EXERCISE A:
Using the passage on photoreceptor anodization, answer the following:
(i) Which polymer is named as the most common substrate for photoreceptor belts?
(ii) How long can an electrolytic barrier layer typically take to apply?
(iii) What do impurities left on the aluminum substrate surface act as?
EXERCISE B:
Carry on the passage on photoreceptor anodization, starting after its final sentence.

SOURCE EXCERPT:
* * * *
The present disclosure, in various exemplary embodiments, relates to a fast anodization process that produces a hard anodized barrier layer adapted for photoreceptor substrates.
Electrostatographic imaging systems, which are well known, involve the formation and development of electrostatic latent images on an imaging surface of an electrostatographic or photoreceptor. Xerographic photoreceptors can be prepared in either a single-layer or a multilayer configuration. Depending on the application, the photoreceptors can be prepared in several forms, such as flexible belts, cylindrical drums, plates, etc. Belts are usually prepared on polymer substrates, poly(ethylene terephthalate) being the most common. For drums, the substrate is typically a metal cylinder. Usually, hollow aluminum cylinders are widely used in low- and mid-volume applications. The drum configuration, however, has certain process limitations for high-volume and color applications.
Photoreceptors are prepared by the sequential application of various layers (i.e., charge generating layer, charge transport layer, etc.) onto the outer surface of a polymer or drum substrate. Many coating techniques (i.e., spraying, spinning, extrusion, dipping, blade coating, roll coating, etc.) may be utilized to produce these layer(s). Vapor deposition may also be used for metallization and application of some pigments.
At present, long life photoreceptors free of defects and carbon fiber problems cannot be made. An electrolytic barrier layer on the substrate however, can extend the life of a photoreceptor. However, such a barrier layer typically requires up to 15 minutes to apply thereby making it unattractive for commercial manufacture. Another disadvantage to an electrolytic barrier layer, relates to the barrier's insufficient hardness, and thus, poor carbon fiber roboustness.
Extended photoreceptor life, such as for example an increase in life of two to ten times, and robustness is presently achieved as a result of using, in part, an electrolytic barrier layer, and particularly one formed by low temperature controlled voltage and organic acid anodization. While the process appears to be substantially complete in less than one minute, mixed results regarding the extent of defects, thus, extended life are obtained if the process is terminated at the one, two, five, and ten-minute points. It has been determined that consistent results are obtained by continuing the application of voltage for times exceeding ten minutes. It is believed that additional impurities are removed from the aluminum photoreceptor substrate surface during the extended process time. When such impurities are left in place and not removed, these impurities act as sites for the initiation of defects. However, times in excess of one minute are not attractive to most commercial manufacturing operations.
* * * *
DATA LINES:

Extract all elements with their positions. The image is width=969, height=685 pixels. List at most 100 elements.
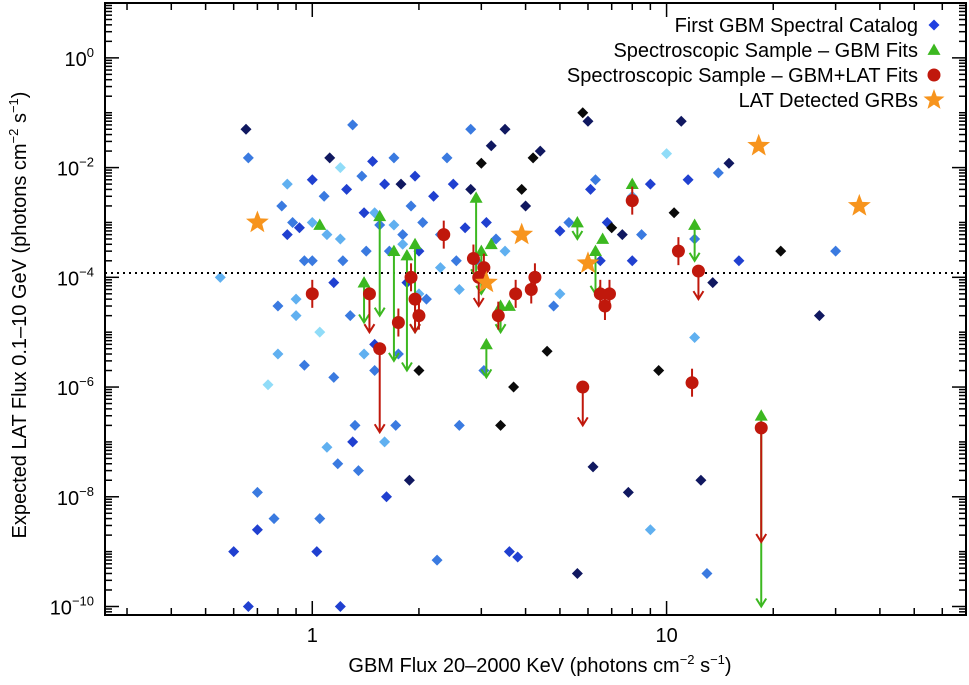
* * * *
WRITTEN ANSWER A:
(i) Poly(ethylene terephthalate).
(ii) Up to 15 minutes.
(iii) Sites for the initiation of defects.

WRITTEN ANSWER B:
Accordingly, it would be desirable to provide a process that reliably facilitates extended life but that could be performed in one minute or less.
The present disclosure concerns, in various exemplary embodiments, a process for forming a barrier layer on a photoreceptor substrate by organic acid anodization. The process comprises providing a photoreceptor substrate and providing an organic acid electrolyte. The process further comprises contacting the photoreceptor substrate with the electrolyte. The process also comprises applying a multi-step voltage profile to the photoreceptor substrate in contact with the electrolyte. The profile includes a first step in which a first voltage is applied for a first time period and a second step in which a second voltage, less than the first voltage, is applied for a second time.
In another exemplary embodiment, a process for forming a barrier layer on a photoreceptor substrate by organic acid anodization is provided. The process comprises providing a photoreceptor substrate and providing an organic acid electrolyte. The process comprises heating the photoreceptor substrate to a temperature of from about 450° C. to about 650° C. The process also comprises contacting the photoreceptor substrate with the electrolyte. And, the process comprises applying a voltage to the photoreceptor substrate in contact with the electrolyte for a period of time so as to form an anodized layer thereon.
Still further advantages and benefits of the present exemplary embodiments will become apparent to those of ordinary skill in the art upon reading and understanding the following detailed description of the preferred embodiments.
The exemplary embodiment provides a fast and low voltage anodization process to form an electrolytic barrier layer for substrates such as those for organic photo conductor photoreceptors. The process uses a reduced voltage profile, such as from about 24 volts to about 12 volts, to reduce the process time from 15 minutes to as short as 42 seconds. The resulting anodized barrier layer extends the functional life of organic photoconducting photoreceptors and prevents defects caused by carbon fiber penetration of the coated layers.
The exemplary embodiment provides a process for forming an electrolytic barrier layer using a multi-step voltage profile. A two-step profile can utilize a first step in which a first voltage is applied for a first time period and a second voltage, less than the first voltage is applied for a second time period. The second voltage is from about 50% to about 20% of the first voltage, and particularly, from about 40% to about 30% of the first voltage. Representative voltages for the first step can be from about 20 to about 24 volts, and for the second step can be from about 12 to about 17 volts. The total time for the two-step profile, i.e. the sum of the first and second time periods, is less than about 5 minutes, and particularly less than about 1 minute.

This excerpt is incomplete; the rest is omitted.